> **Problem details**: Among the lines listed below, count those that include the string "filmar", and state only the count.

Dataset items
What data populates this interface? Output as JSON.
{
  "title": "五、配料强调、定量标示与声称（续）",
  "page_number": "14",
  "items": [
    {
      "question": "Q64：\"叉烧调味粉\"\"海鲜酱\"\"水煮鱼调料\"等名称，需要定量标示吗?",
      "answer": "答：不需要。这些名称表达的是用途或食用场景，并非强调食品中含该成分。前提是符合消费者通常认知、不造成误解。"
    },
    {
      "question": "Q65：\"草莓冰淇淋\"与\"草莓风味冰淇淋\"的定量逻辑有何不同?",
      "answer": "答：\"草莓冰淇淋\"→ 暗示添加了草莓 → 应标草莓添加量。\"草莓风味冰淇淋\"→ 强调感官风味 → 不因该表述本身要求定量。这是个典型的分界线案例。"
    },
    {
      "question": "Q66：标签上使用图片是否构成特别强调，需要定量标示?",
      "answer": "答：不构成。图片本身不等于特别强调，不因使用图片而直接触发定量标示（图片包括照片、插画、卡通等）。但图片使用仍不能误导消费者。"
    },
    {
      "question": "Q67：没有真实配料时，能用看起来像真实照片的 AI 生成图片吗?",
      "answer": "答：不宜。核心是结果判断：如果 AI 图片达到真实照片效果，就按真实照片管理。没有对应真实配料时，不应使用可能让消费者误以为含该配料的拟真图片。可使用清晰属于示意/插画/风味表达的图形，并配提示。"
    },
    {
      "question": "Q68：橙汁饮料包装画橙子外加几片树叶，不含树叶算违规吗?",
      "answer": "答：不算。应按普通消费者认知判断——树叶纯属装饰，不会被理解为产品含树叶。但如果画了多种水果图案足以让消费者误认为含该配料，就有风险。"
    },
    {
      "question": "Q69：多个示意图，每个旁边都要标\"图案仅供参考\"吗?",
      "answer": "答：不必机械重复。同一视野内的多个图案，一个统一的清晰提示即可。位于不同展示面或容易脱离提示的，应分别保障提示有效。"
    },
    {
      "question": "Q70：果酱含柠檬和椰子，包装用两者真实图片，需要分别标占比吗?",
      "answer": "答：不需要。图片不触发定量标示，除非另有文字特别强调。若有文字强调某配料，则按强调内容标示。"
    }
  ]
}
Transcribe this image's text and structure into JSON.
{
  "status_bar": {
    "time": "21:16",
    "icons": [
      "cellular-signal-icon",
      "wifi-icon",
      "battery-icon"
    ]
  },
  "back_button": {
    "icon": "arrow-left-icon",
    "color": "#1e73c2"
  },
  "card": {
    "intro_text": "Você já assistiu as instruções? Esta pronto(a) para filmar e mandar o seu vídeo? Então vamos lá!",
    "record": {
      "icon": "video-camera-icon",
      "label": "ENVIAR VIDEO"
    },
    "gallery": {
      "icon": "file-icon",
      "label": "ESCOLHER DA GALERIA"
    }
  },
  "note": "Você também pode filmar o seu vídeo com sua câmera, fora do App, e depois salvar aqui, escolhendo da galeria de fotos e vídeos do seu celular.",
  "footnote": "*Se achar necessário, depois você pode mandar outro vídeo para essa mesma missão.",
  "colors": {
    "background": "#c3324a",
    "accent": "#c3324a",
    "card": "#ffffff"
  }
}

> **The output**: 2